* [Stated problem] Make an exact copy of the entries below.
** START Records supplied **
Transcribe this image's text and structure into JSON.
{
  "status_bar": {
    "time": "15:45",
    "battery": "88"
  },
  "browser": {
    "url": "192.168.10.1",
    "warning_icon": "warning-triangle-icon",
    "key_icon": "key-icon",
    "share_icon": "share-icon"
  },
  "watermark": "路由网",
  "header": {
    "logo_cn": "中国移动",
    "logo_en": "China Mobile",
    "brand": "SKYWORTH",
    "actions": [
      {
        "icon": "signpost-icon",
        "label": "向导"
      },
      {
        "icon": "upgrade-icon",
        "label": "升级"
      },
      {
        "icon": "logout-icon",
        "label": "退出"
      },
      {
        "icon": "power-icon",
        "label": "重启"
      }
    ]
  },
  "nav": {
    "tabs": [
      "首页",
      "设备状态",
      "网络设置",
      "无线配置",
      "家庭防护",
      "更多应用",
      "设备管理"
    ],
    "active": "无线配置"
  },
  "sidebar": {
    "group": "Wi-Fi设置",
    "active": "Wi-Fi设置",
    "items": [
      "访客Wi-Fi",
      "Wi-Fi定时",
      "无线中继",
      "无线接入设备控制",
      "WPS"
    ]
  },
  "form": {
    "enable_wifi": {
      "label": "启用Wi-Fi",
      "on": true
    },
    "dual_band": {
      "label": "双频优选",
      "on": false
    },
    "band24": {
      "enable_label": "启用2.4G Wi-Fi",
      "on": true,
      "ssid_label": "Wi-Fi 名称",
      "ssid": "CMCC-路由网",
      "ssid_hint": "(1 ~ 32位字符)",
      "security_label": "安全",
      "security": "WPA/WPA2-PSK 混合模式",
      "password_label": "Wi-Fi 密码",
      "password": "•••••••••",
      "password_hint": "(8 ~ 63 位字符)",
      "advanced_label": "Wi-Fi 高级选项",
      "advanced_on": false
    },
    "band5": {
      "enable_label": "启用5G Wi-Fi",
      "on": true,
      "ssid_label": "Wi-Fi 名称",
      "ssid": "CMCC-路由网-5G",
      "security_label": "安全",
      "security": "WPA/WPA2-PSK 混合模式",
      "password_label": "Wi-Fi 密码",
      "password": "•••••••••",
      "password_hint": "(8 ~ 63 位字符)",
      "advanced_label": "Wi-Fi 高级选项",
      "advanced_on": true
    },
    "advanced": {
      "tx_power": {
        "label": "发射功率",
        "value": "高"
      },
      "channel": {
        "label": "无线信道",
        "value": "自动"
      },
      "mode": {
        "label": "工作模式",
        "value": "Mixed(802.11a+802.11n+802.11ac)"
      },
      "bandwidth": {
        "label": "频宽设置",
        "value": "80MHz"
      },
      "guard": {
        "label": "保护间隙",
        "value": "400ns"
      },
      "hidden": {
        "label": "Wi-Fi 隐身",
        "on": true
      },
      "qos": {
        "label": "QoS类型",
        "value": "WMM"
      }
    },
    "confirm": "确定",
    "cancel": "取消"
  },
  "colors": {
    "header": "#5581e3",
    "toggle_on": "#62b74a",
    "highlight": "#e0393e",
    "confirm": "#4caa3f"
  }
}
** END Records supplied **
* [Solution to the exercise]
Transcribe this image's text and structure into JSON.
{
  "status_bar": {
    "time": "15:45",
    "battery": "88"
  },
  "browser": {
    "url": "192.168.10.1",
    "warning_icon": "warning-triangle-icon",
    "key_icon": "key-icon",
    "share_icon": "share-icon"
  },
  "watermark": "路由网",
  "header": {
    "logo_cn": "中国移动",
    "logo_en": "China Mobile",
    "brand": "SKYWORTH",
    "actions": [
      {
        "icon": "signpost-icon",
        "label": "向导"
      },
      {
        "icon": "upgrade-icon",
        "label": "升级"
      },
      {
        "icon": "logout-icon",
        "label": "退出"
      },
      {
        "icon": "power-icon",
        "label": "重启"
      }
    ]
  },
  "nav": {
    "tabs": [
      "首页",
      "设备状态",
      "网络设置",
      "无线配置",
      "家庭防护",
      "更多应用",
      "设备管理"
    ],
    "active": "无线配置"
  },
  "sidebar": {
    "group": "Wi-Fi设置",
    "active": "Wi-Fi设置",
    "items": [
      "访客Wi-Fi",
      "Wi-Fi定时",
      "无线中继",
      "无线接入设备控制",
      "WPS"
    ]
  },
  "form": {
    "enable_wifi": {
      "label": "启用Wi-Fi",
      "on": true
    },
    "dual_band": {
      "label": "双频优选",
      "on": false
    },
    "band24": {
      "enable_label": "启用2.4G Wi-Fi",
      "on": true,
      "ssid_label": "Wi-Fi 名称",
      "ssid": "CMCC-路由网",
      "ssid_hint": "(1 ~ 32位字符)",
      "security_label": "安全",
      "security": "WPA/WPA2-PSK 混合模式",
      "password_label": "Wi-Fi 密码",
      "password": "•••••••••",
      "password_hint": "(8 ~ 63 位字符)",
      "advanced_label": "Wi-Fi 高级选项",
      "advanced_on": false
    },
    "band5": {
      "enable_label": "启用5G Wi-Fi",
      "on": true,
      "ssid_label": "Wi-Fi 名称",
      "ssid": "CMCC-路由网-5G",
      "security_label": "安全",
      "security": "WPA/WPA2-PSK 混合模式",
      "password_label": "Wi-Fi 密码",
      "password": "•••••••••",
      "password_hint": "(8 ~ 63 位字符)",
      "advanced_label": "Wi-Fi 高级选项",
      "advanced_on": true
    },
    "advanced": {
      "tx_power": {
        "label": "发射功率",
        "value": "高"
      },
      "channel": {
        "label": "无线信道",
        "value": "自动"
      },
      "mode": {
        "label": "工作模式",
        "value": "Mixed(802.11a+802.11n+802.11ac)"
      },
      "bandwidth": {
        "label": "频宽设置",
        "value": "80MHz"
      },
      "guard": {
        "label": "保护间隙",
        "value": "400ns"
      },
      "hidden": {
        "label": "Wi-Fi 隐身",
        "on": true
      },
      "qos": {
        "label": "QoS类型",
        "value": "WMM"
      }
    },
    "confirm": "确定",
    "cancel": "取消"
  },
  "colors": {
    "header": "#5581e3",
    "toggle_on": "#62b74a",
    "highlight": "#e0393e",
    "confirm": "#4caa3f"
  }
}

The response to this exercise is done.